%%
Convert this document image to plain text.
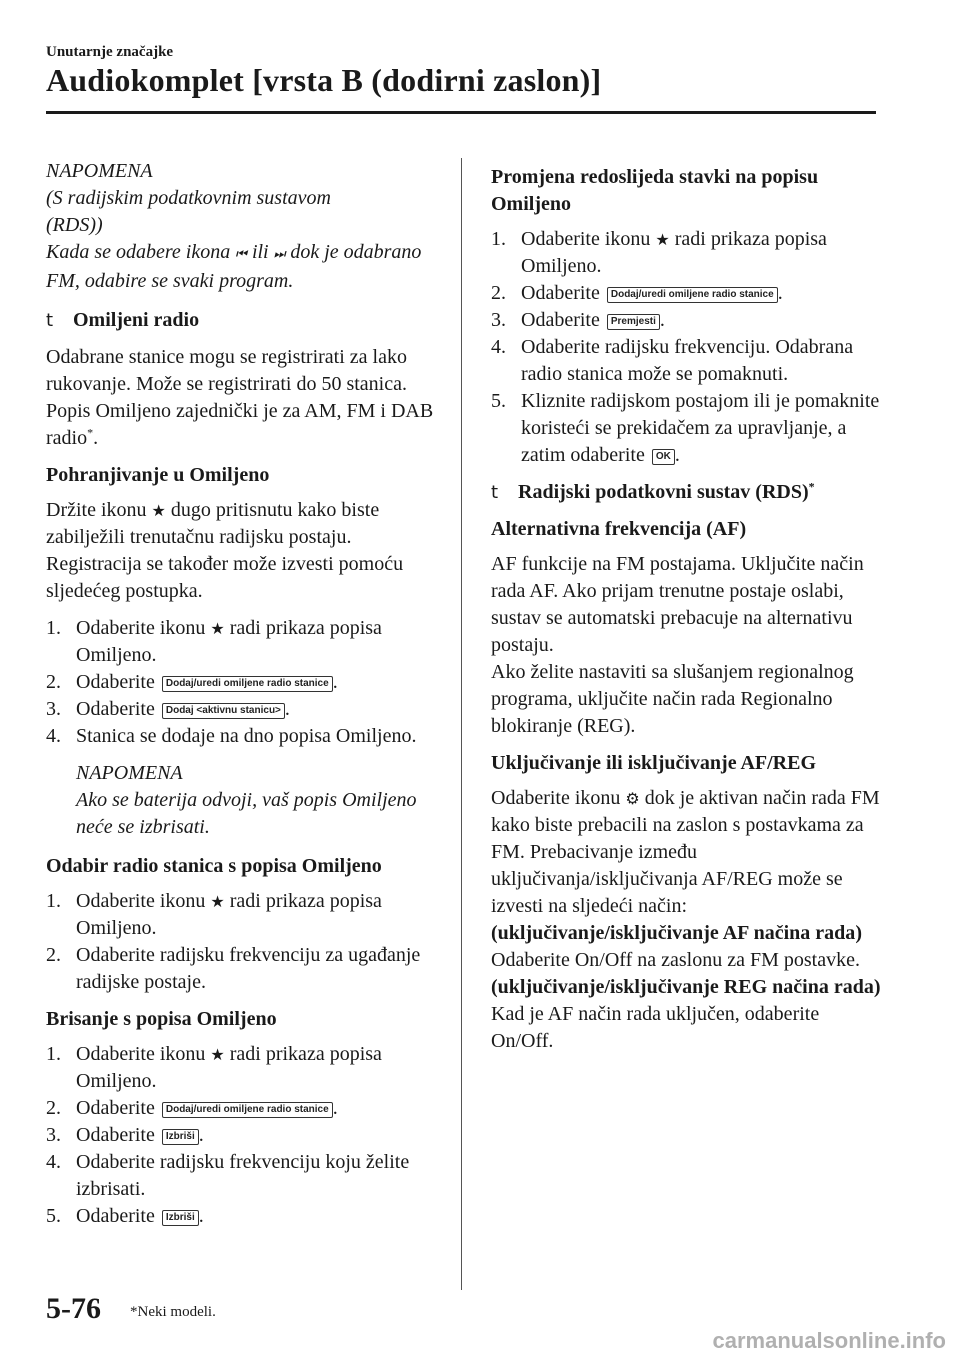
Unutarnje značajke
Audiokomplet [vrsta B (dodirni zaslon)]
NAPOMENA
(S radijskim podatkovnim sustavom
(RDS))
Kada se odabere ikona ⏮ ili ⏭ dok je odabrano FM, odabire se svaki program.
t Omiljeni radio

Odabrane stanice mogu se registrirati za lako rukovanje. Može se registrirati do 50 stanica. Popis Omiljeno zajednički je za AM, FM i DAB radio*.

Pohranjivanje u Omiljeno

Držite ikonu ★ dugo pritisnutu kako biste zabilježili trenutačnu radijsku postaju. Registracija se također može izvesti pomoću sljedećeg postupka.

1. Odaberite ikonu ★ radi prikaza popisa Omiljeno.
2. Odaberite Dodaj/uredi omiljene radio stanice .
3. Odaberite Dodaj <aktivnu stanicu> .
4. Stanica se dodaje na dno popisa Omiljeno.
NAPOMENA
Ako se baterija odvoji, vaš popis Omiljeno neće se izbrisati.
Odabir radio stanica s popisa Omiljeno
1. Odaberite ikonu ★ radi prikaza popisa Omiljeno.
2. Odaberite radijsku frekvenciju za ugađanje radijske postaje.
Brisanje s popisa Omiljeno
1. Odaberite ikonu ★ radi prikaza popisa Omiljeno.
2. Odaberite Dodaj/uredi omiljene radio stanice .
3. Odaberite Izbriši .
4. Odaberite radijsku frekvenciju koju želite izbrisati.
5. Odaberite Izbriši .
Promjena redoslijeda stavki na popisu Omiljeno
1. Odaberite ikonu ★ radi prikaza popisa Omiljeno.
2. Odaberite Dodaj/uredi omiljene radio stanice .
3. Odaberite Premjesti .
4. Odaberite radijsku frekvenciju. Odabrana radio stanica može se pomaknuti.
5. Kliznite radijskom postajom ili je pomaknite koristeći se prekidačem za upravljanje, a zatim odaberite OK .
t Radijski podatkovni sustav (RDS)*
Alternativna frekvencija (AF)

AF funkcije na FM postajama. Uključite način rada AF. Ako prijam trenutne postaje oslabi, sustav se automatski prebacuje na alternativu postaju.

Ako želite nastaviti sa slušanjem regionalnog programa, uključite način rada Regionalno blokiranje (REG).

Uključivanje ili isključivanje AF/REG

Odaberite ikonu ⚙ dok je aktivan način rada FM kako biste prebacili na zaslon s postavkama za FM. Prebacivanje između uključivanja/isključivanja AF/REG može se izvesti na sljedeći način:

(uključivanje/isključivanje AF načina rada)
Odaberite On/Off na zaslonu za FM postavke.
(uključivanje/isključivanje REG načina rada)
Kad je AF način rada uključen, odaberite On/Off.
5-76 *Neki modeli.
carmanualsonline.info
%%
### WORK INSTRUCTIONS
Look through the entries and return every line where "biste" appears.

### ANSWER FOR THE TASK
Držite ikonu ★ dugo pritisnutu kako biste zabilježili trenutačnu radijsku postaju. Registracija se također može izvesti pomoću sljedećeg postupka.
Odaberite ikonu ⚙ dok je aktivan način rada FM kako biste prebacili na zaslon s postavkama za FM. Prebacivanje između uključivanja/isključivanja AF/REG može se izvesti na sljedeći način:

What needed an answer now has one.